* _Task to carry out_:
Print all the data, keeping every line exactly as it is.

Records from a data collection
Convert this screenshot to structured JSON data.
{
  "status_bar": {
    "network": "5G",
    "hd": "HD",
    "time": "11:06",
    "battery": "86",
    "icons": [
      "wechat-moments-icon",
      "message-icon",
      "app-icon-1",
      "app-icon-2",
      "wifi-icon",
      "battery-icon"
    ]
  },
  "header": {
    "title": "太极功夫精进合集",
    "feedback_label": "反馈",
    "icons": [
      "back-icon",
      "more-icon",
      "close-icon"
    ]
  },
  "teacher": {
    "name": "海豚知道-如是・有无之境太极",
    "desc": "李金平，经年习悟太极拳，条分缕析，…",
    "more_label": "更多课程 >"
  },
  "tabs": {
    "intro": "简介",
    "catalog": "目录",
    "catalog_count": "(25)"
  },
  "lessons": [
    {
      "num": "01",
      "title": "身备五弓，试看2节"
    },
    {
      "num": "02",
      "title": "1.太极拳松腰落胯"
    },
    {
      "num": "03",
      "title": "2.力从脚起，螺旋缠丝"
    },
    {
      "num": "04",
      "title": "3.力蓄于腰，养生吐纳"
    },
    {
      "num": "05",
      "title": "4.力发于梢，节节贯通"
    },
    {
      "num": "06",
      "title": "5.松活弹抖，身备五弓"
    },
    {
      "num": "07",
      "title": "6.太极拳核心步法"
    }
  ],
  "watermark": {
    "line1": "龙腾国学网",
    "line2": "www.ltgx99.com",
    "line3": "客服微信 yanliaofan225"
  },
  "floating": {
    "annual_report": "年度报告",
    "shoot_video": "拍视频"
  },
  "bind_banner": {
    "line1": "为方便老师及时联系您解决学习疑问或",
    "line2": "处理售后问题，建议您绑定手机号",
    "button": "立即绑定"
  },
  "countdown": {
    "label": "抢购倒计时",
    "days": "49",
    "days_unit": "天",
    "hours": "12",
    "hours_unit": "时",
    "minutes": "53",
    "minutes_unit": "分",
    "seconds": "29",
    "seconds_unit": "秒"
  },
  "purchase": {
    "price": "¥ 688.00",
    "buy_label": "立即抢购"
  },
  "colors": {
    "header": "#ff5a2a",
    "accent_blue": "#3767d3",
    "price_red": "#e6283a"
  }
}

* _Solution for this problem_:
Convert this screenshot to structured JSON data.
{
  "status_bar": {
    "network": "5G",
    "hd": "HD",
    "time": "11:06",
    "battery": "86",
    "icons": [
      "wechat-moments-icon",
      "message-icon",
      "app-icon-1",
      "app-icon-2",
      "wifi-icon",
      "battery-icon"
    ]
  },
  "header": {
    "title": "太极功夫精进合集",
    "feedback_label": "反馈",
    "icons": [
      "back-icon",
      "more-icon",
      "close-icon"
    ]
  },
  "teacher": {
    "name": "海豚知道-如是・有无之境太极",
    "desc": "李金平，经年习悟太极拳，条分缕析，…",
    "more_label": "更多课程 >"
  },
  "tabs": {
    "intro": "简介",
    "catalog": "目录",
    "catalog_count": "(25)"
  },
  "lessons": [
    {
      "num": "01",
      "title": "身备五弓，试看2节"
    },
    {
      "num": "02",
      "title": "1.太极拳松腰落胯"
    },
    {
      "num": "03",
      "title": "2.力从脚起，螺旋缠丝"
    },
    {
      "num": "04",
      "title": "3.力蓄于腰，养生吐纳"
    },
    {
      "num": "05",
      "title": "4.力发于梢，节节贯通"
    },
    {
      "num": "06",
      "title": "5.松活弹抖，身备五弓"
    },
    {
      "num": "07",
      "title": "6.太极拳核心步法"
    }
  ],
  "watermark": {
    "line1": "龙腾国学网",
    "line2": "www.ltgx99.com",
    "line3": "客服微信 yanliaofan225"
  },
  "floating": {
    "annual_report": "年度报告",
    "shoot_video": "拍视频"
  },
  "bind_banner": {
    "line1": "为方便老师及时联系您解决学习疑问或",
    "line2": "处理售后问题，建议您绑定手机号",
    "button": "立即绑定"
  },
  "countdown": {
    "label": "抢购倒计时",
    "days": "49",
    "days_unit": "天",
    "hours": "12",
    "hours_unit": "时",
    "minutes": "53",
    "minutes_unit": "分",
    "seconds": "29",
    "seconds_unit": "秒"
  },
  "purchase": {
    "price": "¥ 688.00",
    "buy_label": "立即抢购"
  },
  "colors": {
    "header": "#ff5a2a",
    "accent_blue": "#3767d3",
    "price_red": "#e6283a"
  }
}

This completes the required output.